# [WORK TO COMPLETE]
Please copy all the lines that follow, word for word.

§

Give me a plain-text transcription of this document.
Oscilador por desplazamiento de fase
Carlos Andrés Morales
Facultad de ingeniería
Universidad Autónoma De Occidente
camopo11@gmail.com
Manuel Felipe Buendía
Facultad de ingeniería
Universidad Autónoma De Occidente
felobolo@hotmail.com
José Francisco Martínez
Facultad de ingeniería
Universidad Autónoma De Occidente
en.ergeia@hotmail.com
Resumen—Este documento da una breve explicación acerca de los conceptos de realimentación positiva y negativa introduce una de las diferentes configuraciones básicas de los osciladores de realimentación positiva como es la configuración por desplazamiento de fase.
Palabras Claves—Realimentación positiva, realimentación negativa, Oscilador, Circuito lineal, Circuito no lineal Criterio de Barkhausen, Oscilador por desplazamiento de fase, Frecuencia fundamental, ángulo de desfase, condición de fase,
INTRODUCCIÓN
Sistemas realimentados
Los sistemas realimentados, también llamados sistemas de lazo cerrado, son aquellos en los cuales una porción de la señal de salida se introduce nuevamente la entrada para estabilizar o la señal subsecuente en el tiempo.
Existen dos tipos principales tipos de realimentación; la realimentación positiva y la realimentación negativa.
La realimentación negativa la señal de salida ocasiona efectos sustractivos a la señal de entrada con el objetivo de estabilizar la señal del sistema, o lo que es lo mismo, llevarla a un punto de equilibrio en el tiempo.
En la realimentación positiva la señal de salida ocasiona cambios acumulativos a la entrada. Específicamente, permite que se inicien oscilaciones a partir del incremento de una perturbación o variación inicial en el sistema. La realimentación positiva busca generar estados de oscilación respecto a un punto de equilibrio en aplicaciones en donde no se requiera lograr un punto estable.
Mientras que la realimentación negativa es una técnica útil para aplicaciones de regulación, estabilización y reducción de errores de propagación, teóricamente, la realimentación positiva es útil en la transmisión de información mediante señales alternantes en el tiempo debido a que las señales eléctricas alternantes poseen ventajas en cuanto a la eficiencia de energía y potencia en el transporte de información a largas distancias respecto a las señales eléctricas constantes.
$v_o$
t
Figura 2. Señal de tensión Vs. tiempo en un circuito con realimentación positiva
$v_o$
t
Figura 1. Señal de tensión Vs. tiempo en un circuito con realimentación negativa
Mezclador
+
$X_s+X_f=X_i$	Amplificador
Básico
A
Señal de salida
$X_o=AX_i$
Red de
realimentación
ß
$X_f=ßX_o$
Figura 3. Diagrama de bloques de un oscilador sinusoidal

§

# [RESULT OF THE EXERCISE]
Give me a plain-text transcription of this document.
Oscilador por desplazamiento de fase
Carlos Andrés Morales
Facultad de ingeniería
Universidad Autónoma De Occidente
camopo11@gmail.com
Manuel Felipe Buendía
Facultad de ingeniería
Universidad Autónoma De Occidente
felobolo@hotmail.com
José Francisco Martínez
Facultad de ingeniería
Universidad Autónoma De Occidente
en.ergeia@hotmail.com
Resumen—Este documento da una breve explicación acerca de los conceptos de realimentación positiva y negativa introduce una de las diferentes configuraciones básicas de los osciladores de realimentación positiva como es la configuración por desplazamiento de fase.
Palabras Claves—Realimentación positiva, realimentación negativa, Oscilador, Circuito lineal, Circuito no lineal Criterio de Barkhausen, Oscilador por desplazamiento de fase, Frecuencia fundamental, ángulo de desfase, condición de fase,
INTRODUCCIÓN
Sistemas realimentados
Los sistemas realimentados, también llamados sistemas de lazo cerrado, son aquellos en los cuales una porción de la señal de salida se introduce nuevamente la entrada para estabilizar o la señal subsecuente en el tiempo.
Existen dos tipos principales tipos de realimentación; la realimentación positiva y la realimentación negativa.
La realimentación negativa la señal de salida ocasiona efectos sustractivos a la señal de entrada con el objetivo de estabilizar la señal del sistema, o lo que es lo mismo, llevarla a un punto de equilibrio en el tiempo.
En la realimentación positiva la señal de salida ocasiona cambios acumulativos a la entrada. Específicamente, permite que se inicien oscilaciones a partir del incremento de una perturbación o variación inicial en el sistema. La realimentación positiva busca generar estados de oscilación respecto a un punto de equilibrio en aplicaciones en donde no se requiera lograr un punto estable.
Mientras que la realimentación negativa es una técnica útil para aplicaciones de regulación, estabilización y reducción de errores de propagación, teóricamente, la realimentación positiva es útil en la transmisión de información mediante señales alternantes en el tiempo debido a que las señales eléctricas alternantes poseen ventajas en cuanto a la eficiencia de energía y potencia en el transporte de información a largas distancias respecto a las señales eléctricas constantes.
$v_o$
t
Figura 2. Señal de tensión Vs. tiempo en un circuito con realimentación positiva
$v_o$
t
Figura 1. Señal de tensión Vs. tiempo en un circuito con realimentación negativa
Mezclador
+
$X_s+X_f=X_i$	Amplificador
Básico
A
Señal de salida
$X_o=AX_i$
Red de
realimentación
ß
$X_f=ßX_o$
Figura 3. Diagrama de bloques de un oscilador sinusoidal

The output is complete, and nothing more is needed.